Instructions for the task: Copy out all of the data below with no alterations.

Information supplied:

····················

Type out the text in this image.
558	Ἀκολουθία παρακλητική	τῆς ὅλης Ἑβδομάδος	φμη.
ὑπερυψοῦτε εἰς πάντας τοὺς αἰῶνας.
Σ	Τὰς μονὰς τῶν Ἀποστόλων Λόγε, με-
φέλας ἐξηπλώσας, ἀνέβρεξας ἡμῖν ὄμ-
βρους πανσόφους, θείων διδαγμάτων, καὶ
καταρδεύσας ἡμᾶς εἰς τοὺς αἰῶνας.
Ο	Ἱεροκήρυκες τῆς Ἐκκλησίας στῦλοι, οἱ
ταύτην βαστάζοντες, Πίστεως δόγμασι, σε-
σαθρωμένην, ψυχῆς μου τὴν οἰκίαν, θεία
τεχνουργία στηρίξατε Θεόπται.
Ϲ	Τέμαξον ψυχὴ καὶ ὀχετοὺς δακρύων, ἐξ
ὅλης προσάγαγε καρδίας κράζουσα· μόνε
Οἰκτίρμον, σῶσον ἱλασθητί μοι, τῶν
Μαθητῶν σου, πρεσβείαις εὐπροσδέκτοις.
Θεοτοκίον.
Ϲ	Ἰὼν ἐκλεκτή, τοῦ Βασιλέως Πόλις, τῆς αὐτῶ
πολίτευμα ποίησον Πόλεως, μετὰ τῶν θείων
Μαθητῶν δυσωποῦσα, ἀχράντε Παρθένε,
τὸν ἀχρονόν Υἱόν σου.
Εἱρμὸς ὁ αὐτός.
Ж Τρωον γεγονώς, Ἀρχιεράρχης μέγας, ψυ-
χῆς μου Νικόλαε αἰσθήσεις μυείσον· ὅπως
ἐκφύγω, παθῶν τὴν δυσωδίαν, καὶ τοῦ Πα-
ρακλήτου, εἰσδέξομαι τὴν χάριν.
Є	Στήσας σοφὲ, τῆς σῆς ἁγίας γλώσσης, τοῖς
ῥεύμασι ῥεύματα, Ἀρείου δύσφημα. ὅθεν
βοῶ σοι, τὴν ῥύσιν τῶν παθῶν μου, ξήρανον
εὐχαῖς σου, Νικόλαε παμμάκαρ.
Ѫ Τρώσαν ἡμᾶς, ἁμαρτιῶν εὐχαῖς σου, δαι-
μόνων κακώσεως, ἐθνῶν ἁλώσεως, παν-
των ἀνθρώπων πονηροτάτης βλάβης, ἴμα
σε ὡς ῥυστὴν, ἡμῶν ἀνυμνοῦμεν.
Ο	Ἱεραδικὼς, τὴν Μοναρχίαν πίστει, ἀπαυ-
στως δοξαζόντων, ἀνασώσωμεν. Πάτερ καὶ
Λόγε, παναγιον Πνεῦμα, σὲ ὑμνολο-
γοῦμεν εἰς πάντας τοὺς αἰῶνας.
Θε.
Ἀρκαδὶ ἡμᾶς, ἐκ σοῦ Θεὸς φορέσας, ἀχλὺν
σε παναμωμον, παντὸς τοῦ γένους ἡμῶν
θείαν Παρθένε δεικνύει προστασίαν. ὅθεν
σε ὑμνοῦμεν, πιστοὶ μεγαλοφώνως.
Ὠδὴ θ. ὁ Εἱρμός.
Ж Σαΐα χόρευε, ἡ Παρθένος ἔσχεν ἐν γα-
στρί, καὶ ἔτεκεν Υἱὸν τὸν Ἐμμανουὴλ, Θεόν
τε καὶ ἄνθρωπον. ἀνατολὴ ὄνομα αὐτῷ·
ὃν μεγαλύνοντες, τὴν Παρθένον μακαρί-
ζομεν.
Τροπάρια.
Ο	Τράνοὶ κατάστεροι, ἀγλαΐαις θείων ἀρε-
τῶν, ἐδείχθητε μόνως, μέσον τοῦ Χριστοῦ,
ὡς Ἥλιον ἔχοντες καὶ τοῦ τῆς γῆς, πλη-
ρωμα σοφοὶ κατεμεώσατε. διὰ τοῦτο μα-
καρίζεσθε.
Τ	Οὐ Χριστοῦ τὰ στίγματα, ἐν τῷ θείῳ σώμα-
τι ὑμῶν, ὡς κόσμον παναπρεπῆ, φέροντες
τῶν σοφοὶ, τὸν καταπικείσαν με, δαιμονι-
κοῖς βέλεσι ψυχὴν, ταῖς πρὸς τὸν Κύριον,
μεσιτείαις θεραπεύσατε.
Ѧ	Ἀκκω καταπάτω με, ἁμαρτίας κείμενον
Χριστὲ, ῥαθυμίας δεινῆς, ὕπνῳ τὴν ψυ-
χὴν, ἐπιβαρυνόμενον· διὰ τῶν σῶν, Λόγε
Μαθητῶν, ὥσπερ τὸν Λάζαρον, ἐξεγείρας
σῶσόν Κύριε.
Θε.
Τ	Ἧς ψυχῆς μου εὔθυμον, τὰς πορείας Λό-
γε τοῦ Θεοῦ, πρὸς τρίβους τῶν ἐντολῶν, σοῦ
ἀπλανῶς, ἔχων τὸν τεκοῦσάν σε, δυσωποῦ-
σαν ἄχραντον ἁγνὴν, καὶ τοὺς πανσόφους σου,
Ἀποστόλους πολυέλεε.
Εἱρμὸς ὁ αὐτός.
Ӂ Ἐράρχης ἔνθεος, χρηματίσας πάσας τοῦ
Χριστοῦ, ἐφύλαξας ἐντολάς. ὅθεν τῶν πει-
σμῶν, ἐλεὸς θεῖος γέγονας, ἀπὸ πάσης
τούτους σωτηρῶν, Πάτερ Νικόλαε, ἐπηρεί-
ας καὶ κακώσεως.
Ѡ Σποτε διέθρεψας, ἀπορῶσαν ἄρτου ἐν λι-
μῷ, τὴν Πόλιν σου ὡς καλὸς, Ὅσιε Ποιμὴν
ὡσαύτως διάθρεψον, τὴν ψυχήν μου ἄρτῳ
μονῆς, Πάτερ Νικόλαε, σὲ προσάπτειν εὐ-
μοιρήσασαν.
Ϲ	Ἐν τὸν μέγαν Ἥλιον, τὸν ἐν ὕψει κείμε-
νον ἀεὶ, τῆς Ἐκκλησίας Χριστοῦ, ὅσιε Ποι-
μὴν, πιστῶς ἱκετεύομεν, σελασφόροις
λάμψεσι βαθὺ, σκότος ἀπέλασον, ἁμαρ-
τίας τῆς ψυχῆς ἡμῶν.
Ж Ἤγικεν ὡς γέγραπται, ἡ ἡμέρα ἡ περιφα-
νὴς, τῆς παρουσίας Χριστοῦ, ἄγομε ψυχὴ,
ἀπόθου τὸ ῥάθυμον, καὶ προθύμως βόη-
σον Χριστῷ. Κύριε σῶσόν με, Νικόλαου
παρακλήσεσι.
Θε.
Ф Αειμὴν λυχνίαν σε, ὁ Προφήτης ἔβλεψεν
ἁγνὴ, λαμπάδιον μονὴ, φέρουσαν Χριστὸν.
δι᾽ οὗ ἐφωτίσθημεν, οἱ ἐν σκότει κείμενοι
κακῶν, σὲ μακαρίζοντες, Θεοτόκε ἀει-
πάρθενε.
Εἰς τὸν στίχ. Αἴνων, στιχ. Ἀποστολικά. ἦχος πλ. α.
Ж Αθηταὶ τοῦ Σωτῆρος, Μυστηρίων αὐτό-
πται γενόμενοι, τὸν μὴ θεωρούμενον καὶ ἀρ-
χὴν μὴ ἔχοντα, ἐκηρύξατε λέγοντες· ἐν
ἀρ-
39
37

····················

Answer to this problem:
Type out the text in this image.
558	Ἀκολουθία παρακλητική	τῆς ὅλης Ἑβδομάδος	φμη.
ὑπερυψοῦτε εἰς πάντας τοὺς αἰῶνας.
Σ	Τὰς μονὰς τῶν Ἀποστόλων Λόγε, με-
φέλας ἐξηπλώσας, ἀνέβρεξας ἡμῖν ὄμ-
βρους πανσόφους, θείων διδαγμάτων, καὶ
καταρδεύσας ἡμᾶς εἰς τοὺς αἰῶνας.
Ο	Ἱεροκήρυκες τῆς Ἐκκλησίας στῦλοι, οἱ
ταύτην βαστάζοντες, Πίστεως δόγμασι, σε-
σαθρωμένην, ψυχῆς μου τὴν οἰκίαν, θεία
τεχνουργία στηρίξατε Θεόπται.
Ϲ	Τέμαξον ψυχὴ καὶ ὀχετοὺς δακρύων, ἐξ
ὅλης προσάγαγε καρδίας κράζουσα· μόνε
Οἰκτίρμον, σῶσον ἱλασθητί μοι, τῶν
Μαθητῶν σου, πρεσβείαις εὐπροσδέκτοις.
Θεοτοκίον.
Ϲ	Ἰὼν ἐκλεκτή, τοῦ Βασιλέως Πόλις, τῆς αὐτῶ
πολίτευμα ποίησον Πόλεως, μετὰ τῶν θείων
Μαθητῶν δυσωποῦσα, ἀχράντε Παρθένε,
τὸν ἀχρονόν Υἱόν σου.
Εἱρμὸς ὁ αὐτός.
Ж Τρωον γεγονώς, Ἀρχιεράρχης μέγας, ψυ-
χῆς μου Νικόλαε αἰσθήσεις μυείσον· ὅπως
ἐκφύγω, παθῶν τὴν δυσωδίαν, καὶ τοῦ Πα-
ρακλήτου, εἰσδέξομαι τὴν χάριν.
Є	Στήσας σοφὲ, τῆς σῆς ἁγίας γλώσσης, τοῖς
ῥεύμασι ῥεύματα, Ἀρείου δύσφημα. ὅθεν
βοῶ σοι, τὴν ῥύσιν τῶν παθῶν μου, ξήρανον
εὐχαῖς σου, Νικόλαε παμμάκαρ.
Ѫ Τρώσαν ἡμᾶς, ἁμαρτιῶν εὐχαῖς σου, δαι-
μόνων κακώσεως, ἐθνῶν ἁλώσεως, παν-
των ἀνθρώπων πονηροτάτης βλάβης, ἴμα
σε ὡς ῥυστὴν, ἡμῶν ἀνυμνοῦμεν.
Ο	Ἱεραδικὼς, τὴν Μοναρχίαν πίστει, ἀπαυ-
στως δοξαζόντων, ἀνασώσωμεν. Πάτερ καὶ
Λόγε, παναγιον Πνεῦμα, σὲ ὑμνολο-
γοῦμεν εἰς πάντας τοὺς αἰῶνας.
Θε.
Ἀρκαδὶ ἡμᾶς, ἐκ σοῦ Θεὸς φορέσας, ἀχλὺν
σε παναμωμον, παντὸς τοῦ γένους ἡμῶν
θείαν Παρθένε δεικνύει προστασίαν. ὅθεν
σε ὑμνοῦμεν, πιστοὶ μεγαλοφώνως.
Ὠδὴ θ. ὁ Εἱρμός.
Ж Σαΐα χόρευε, ἡ Παρθένος ἔσχεν ἐν γα-
στρί, καὶ ἔτεκεν Υἱὸν τὸν Ἐμμανουὴλ, Θεόν
τε καὶ ἄνθρωπον. ἀνατολὴ ὄνομα αὐτῷ·
ὃν μεγαλύνοντες, τὴν Παρθένον μακαρί-
ζομεν.
Τροπάρια.
Ο	Τράνοὶ κατάστεροι, ἀγλαΐαις θείων ἀρε-
τῶν, ἐδείχθητε μόνως, μέσον τοῦ Χριστοῦ,
ὡς Ἥλιον ἔχοντες καὶ τοῦ τῆς γῆς, πλη-
ρωμα σοφοὶ κατεμεώσατε. διὰ τοῦτο μα-
καρίζεσθε.
Τ	Οὐ Χριστοῦ τὰ στίγματα, ἐν τῷ θείῳ σώμα-
τι ὑμῶν, ὡς κόσμον παναπρεπῆ, φέροντες
τῶν σοφοὶ, τὸν καταπικείσαν με, δαιμονι-
κοῖς βέλεσι ψυχὴν, ταῖς πρὸς τὸν Κύριον,
μεσιτείαις θεραπεύσατε.
Ѧ	Ἀκκω καταπάτω με, ἁμαρτίας κείμενον
Χριστὲ, ῥαθυμίας δεινῆς, ὕπνῳ τὴν ψυ-
χὴν, ἐπιβαρυνόμενον· διὰ τῶν σῶν, Λόγε
Μαθητῶν, ὥσπερ τὸν Λάζαρον, ἐξεγείρας
σῶσόν Κύριε.
Θε.
Τ	Ἧς ψυχῆς μου εὔθυμον, τὰς πορείας Λό-
γε τοῦ Θεοῦ, πρὸς τρίβους τῶν ἐντολῶν, σοῦ
ἀπλανῶς, ἔχων τὸν τεκοῦσάν σε, δυσωποῦ-
σαν ἄχραντον ἁγνὴν, καὶ τοὺς πανσόφους σου,
Ἀποστόλους πολυέλεε.
Εἱρμὸς ὁ αὐτός.
Ӂ Ἐράρχης ἔνθεος, χρηματίσας πάσας τοῦ
Χριστοῦ, ἐφύλαξας ἐντολάς. ὅθεν τῶν πει-
σμῶν, ἐλεὸς θεῖος γέγονας, ἀπὸ πάσης
τούτους σωτηρῶν, Πάτερ Νικόλαε, ἐπηρεί-
ας καὶ κακώσεως.
Ѡ Σποτε διέθρεψας, ἀπορῶσαν ἄρτου ἐν λι-
μῷ, τὴν Πόλιν σου ὡς καλὸς, Ὅσιε Ποιμὴν
ὡσαύτως διάθρεψον, τὴν ψυχήν μου ἄρτῳ
μονῆς, Πάτερ Νικόλαε, σὲ προσάπτειν εὐ-
μοιρήσασαν.
Ϲ	Ἐν τὸν μέγαν Ἥλιον, τὸν ἐν ὕψει κείμε-
νον ἀεὶ, τῆς Ἐκκλησίας Χριστοῦ, ὅσιε Ποι-
μὴν, πιστῶς ἱκετεύομεν, σελασφόροις
λάμψεσι βαθὺ, σκότος ἀπέλασον, ἁμαρ-
τίας τῆς ψυχῆς ἡμῶν.
Ж Ἤγικεν ὡς γέγραπται, ἡ ἡμέρα ἡ περιφα-
νὴς, τῆς παρουσίας Χριστοῦ, ἄγομε ψυχὴ,
ἀπόθου τὸ ῥάθυμον, καὶ προθύμως βόη-
σον Χριστῷ. Κύριε σῶσόν με, Νικόλαου
παρακλήσεσι.
Θε.
Ф Αειμὴν λυχνίαν σε, ὁ Προφήτης ἔβλεψεν
ἁγνὴ, λαμπάδιον μονὴ, φέρουσαν Χριστὸν.
δι᾽ οὗ ἐφωτίσθημεν, οἱ ἐν σκότει κείμενοι
κακῶν, σὲ μακαρίζοντες, Θεοτόκε ἀει-
πάρθενε.
Εἰς τὸν στίχ. Αἴνων, στιχ. Ἀποστολικά. ἦχος πλ. α.
Ж Αθηταὶ τοῦ Σωτῆρος, Μυστηρίων αὐτό-
πται γενόμενοι, τὸν μὴ θεωρούμενον καὶ ἀρ-
χὴν μὴ ἔχοντα, ἐκηρύξατε λέγοντες· ἐν
ἀρ-
39
37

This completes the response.